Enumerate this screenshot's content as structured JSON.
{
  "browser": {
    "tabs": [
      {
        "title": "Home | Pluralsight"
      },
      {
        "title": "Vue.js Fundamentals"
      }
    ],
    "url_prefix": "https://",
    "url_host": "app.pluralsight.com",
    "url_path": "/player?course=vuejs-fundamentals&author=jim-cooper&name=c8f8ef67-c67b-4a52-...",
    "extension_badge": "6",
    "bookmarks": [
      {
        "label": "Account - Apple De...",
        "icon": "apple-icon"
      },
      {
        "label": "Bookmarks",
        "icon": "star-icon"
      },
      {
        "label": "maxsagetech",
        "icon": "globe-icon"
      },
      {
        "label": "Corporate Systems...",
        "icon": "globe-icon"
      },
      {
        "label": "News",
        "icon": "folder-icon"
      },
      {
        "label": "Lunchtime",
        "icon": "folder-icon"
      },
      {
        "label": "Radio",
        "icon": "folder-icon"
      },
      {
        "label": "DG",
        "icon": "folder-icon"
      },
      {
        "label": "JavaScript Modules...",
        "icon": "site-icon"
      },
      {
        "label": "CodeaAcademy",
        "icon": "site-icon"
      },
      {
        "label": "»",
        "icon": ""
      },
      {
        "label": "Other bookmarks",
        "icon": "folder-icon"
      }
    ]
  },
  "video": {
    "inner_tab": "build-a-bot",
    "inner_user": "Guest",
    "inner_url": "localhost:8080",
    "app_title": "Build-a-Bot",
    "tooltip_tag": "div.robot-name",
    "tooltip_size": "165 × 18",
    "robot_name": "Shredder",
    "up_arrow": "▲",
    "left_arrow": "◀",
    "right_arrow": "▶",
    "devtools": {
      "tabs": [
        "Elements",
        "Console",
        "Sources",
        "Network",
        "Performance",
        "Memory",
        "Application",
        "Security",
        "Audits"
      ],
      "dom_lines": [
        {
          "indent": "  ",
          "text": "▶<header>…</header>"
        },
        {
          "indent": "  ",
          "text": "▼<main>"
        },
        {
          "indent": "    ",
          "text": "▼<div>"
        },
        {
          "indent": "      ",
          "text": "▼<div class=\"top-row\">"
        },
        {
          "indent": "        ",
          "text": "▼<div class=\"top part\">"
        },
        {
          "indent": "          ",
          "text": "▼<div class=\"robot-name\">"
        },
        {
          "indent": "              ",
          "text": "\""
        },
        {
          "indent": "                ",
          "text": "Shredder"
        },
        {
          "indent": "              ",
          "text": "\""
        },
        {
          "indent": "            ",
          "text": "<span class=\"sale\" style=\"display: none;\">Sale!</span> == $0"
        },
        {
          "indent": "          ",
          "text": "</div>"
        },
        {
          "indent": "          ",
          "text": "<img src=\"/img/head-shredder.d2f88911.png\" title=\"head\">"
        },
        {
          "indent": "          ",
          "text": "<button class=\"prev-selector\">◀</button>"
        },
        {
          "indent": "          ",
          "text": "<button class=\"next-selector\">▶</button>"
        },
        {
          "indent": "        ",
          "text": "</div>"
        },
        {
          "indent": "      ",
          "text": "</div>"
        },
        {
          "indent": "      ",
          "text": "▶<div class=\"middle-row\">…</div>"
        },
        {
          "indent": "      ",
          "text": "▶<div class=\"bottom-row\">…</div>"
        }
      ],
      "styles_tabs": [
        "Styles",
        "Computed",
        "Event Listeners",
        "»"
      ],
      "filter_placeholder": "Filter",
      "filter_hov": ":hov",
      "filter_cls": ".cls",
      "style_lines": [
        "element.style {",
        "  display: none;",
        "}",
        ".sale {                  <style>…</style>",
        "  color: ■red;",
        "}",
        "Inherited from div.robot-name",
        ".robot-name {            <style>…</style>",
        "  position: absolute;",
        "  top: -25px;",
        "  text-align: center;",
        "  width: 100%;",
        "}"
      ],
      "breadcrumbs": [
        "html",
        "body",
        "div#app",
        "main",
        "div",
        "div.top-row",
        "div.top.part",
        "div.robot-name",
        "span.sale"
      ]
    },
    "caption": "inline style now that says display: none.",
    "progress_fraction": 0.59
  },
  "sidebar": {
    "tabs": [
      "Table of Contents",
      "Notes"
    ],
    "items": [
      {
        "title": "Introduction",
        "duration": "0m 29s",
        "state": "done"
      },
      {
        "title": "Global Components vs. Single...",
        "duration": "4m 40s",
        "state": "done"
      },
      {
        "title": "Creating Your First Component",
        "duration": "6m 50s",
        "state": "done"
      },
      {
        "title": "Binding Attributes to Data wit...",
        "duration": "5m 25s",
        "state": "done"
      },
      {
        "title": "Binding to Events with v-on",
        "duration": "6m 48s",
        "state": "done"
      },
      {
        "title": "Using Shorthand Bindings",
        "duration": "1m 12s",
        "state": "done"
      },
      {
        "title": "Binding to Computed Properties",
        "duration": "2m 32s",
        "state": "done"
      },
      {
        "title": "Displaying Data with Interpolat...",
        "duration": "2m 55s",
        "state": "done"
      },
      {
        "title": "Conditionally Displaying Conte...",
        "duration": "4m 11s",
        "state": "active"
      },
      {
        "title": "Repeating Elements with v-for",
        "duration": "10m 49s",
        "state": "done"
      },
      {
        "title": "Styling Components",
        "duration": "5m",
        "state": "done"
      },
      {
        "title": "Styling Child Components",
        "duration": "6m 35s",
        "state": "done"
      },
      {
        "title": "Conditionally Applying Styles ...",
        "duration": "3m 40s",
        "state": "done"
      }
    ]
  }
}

============

#### CHALLENGE
From the data above, copy each line that has the string "Computed".

#### RESPONSE FOR THIS EXERCISE
        "Computed",
        "title": "Binding to Computed Properties",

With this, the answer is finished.